Look through the lines and report how many include the word "группа", giving nothing but the number.

DATA:

====

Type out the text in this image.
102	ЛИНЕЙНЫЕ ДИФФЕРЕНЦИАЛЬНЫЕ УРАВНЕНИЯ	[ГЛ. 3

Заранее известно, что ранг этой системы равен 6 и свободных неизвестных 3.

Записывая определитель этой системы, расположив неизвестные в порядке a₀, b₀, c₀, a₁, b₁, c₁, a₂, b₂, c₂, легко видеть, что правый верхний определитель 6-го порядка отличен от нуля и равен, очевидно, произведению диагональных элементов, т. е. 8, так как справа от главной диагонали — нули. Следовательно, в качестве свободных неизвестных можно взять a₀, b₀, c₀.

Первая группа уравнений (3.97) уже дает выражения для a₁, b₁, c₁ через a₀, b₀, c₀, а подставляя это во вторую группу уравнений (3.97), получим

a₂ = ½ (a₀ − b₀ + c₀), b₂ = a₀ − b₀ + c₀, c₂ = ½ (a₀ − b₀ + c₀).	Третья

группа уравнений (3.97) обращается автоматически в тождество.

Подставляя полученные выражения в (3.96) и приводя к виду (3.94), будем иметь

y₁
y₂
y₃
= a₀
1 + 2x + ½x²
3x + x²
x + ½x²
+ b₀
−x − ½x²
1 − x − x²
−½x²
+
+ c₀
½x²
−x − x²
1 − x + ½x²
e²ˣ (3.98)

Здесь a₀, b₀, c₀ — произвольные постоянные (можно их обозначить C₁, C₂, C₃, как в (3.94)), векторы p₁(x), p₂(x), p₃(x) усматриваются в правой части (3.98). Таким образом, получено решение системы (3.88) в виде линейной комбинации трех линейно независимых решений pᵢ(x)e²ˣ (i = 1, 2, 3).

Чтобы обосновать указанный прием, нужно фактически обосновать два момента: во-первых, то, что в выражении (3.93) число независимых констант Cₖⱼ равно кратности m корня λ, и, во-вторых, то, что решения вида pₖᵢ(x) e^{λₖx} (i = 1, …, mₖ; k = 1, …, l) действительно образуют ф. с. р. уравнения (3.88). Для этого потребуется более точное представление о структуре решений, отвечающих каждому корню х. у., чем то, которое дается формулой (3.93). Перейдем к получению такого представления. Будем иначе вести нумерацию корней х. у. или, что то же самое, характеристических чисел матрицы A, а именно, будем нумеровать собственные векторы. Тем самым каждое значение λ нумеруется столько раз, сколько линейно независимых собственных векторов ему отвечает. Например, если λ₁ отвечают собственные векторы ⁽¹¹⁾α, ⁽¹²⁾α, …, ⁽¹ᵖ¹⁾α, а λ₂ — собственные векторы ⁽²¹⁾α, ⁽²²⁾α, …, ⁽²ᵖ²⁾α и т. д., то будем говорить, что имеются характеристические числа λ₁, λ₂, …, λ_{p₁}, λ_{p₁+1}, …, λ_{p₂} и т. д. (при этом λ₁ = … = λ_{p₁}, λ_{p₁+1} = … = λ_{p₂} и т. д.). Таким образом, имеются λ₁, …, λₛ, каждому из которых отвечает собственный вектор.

====

FULL OUTPUT:
2